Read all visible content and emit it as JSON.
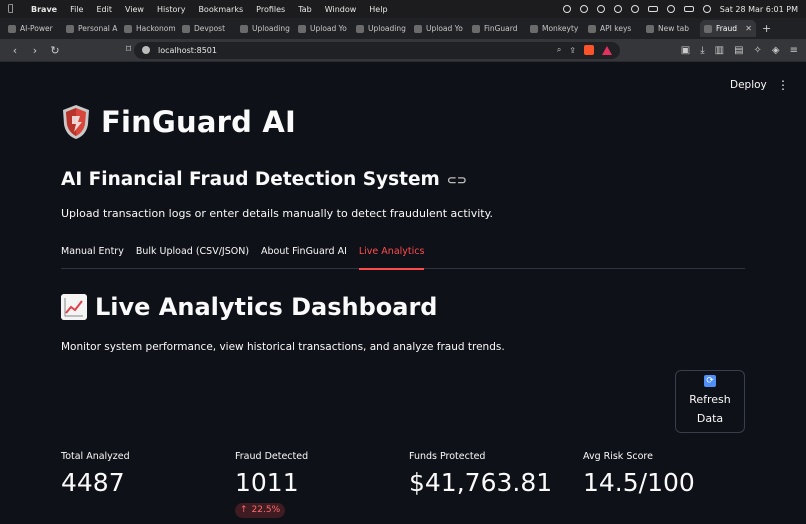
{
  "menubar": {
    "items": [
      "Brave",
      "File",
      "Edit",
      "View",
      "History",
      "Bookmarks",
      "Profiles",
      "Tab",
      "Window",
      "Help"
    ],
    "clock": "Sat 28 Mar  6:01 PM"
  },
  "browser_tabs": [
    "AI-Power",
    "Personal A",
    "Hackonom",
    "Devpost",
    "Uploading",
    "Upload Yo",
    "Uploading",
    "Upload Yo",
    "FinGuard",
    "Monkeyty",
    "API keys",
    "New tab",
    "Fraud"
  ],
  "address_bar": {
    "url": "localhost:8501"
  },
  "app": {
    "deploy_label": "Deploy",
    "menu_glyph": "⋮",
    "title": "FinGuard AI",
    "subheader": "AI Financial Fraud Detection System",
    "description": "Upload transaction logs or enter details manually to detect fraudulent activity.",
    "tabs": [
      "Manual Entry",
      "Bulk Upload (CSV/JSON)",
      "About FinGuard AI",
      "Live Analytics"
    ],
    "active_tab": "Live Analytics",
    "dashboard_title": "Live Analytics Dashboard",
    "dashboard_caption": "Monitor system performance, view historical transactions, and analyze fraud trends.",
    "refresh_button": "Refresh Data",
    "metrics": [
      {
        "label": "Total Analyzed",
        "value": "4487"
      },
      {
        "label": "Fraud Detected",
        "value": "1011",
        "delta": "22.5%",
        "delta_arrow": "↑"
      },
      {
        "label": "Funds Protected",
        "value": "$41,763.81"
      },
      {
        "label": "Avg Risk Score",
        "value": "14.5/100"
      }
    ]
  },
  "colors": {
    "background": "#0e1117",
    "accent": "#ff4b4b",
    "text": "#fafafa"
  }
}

● ● ● ● ● ● ●

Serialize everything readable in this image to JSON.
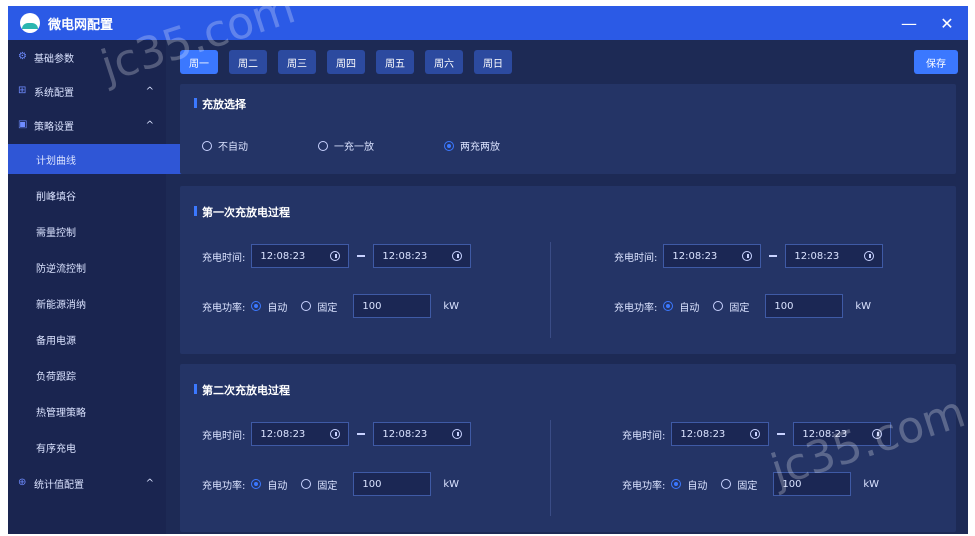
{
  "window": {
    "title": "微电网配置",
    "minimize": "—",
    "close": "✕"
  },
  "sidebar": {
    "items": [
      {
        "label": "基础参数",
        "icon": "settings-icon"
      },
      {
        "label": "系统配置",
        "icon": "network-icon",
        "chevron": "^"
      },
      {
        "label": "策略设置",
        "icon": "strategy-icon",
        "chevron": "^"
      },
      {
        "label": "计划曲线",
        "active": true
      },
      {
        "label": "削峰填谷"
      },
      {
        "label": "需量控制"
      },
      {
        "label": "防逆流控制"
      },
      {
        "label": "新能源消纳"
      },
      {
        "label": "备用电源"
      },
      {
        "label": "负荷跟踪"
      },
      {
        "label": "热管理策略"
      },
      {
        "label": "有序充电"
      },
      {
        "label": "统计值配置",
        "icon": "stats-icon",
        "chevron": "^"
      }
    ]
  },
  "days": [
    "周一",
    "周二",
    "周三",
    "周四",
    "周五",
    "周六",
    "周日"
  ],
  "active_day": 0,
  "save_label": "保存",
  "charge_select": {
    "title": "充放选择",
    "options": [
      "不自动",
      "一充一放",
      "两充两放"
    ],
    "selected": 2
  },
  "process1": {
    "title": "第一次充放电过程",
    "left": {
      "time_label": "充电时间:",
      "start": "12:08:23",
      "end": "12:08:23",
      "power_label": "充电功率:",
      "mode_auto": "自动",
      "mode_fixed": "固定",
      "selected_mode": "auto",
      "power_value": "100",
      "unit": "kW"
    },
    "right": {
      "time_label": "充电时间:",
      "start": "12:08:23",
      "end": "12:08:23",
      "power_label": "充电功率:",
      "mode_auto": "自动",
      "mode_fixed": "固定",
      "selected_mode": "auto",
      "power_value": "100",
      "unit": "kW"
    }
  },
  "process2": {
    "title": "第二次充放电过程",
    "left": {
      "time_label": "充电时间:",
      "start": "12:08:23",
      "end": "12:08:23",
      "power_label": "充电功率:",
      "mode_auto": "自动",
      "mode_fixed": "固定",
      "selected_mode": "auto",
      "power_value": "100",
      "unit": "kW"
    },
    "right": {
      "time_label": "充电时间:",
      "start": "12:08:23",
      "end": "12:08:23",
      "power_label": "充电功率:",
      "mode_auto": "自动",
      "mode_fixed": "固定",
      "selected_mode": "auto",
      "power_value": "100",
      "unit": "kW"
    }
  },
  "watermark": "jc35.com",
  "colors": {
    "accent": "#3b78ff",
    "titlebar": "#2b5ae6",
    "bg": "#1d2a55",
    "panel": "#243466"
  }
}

● ● ● ● ● ● ●

What needs to be done ::
Within the entries above, how many lines contain "FinGuard"? Respond with the number only.

Response ::
3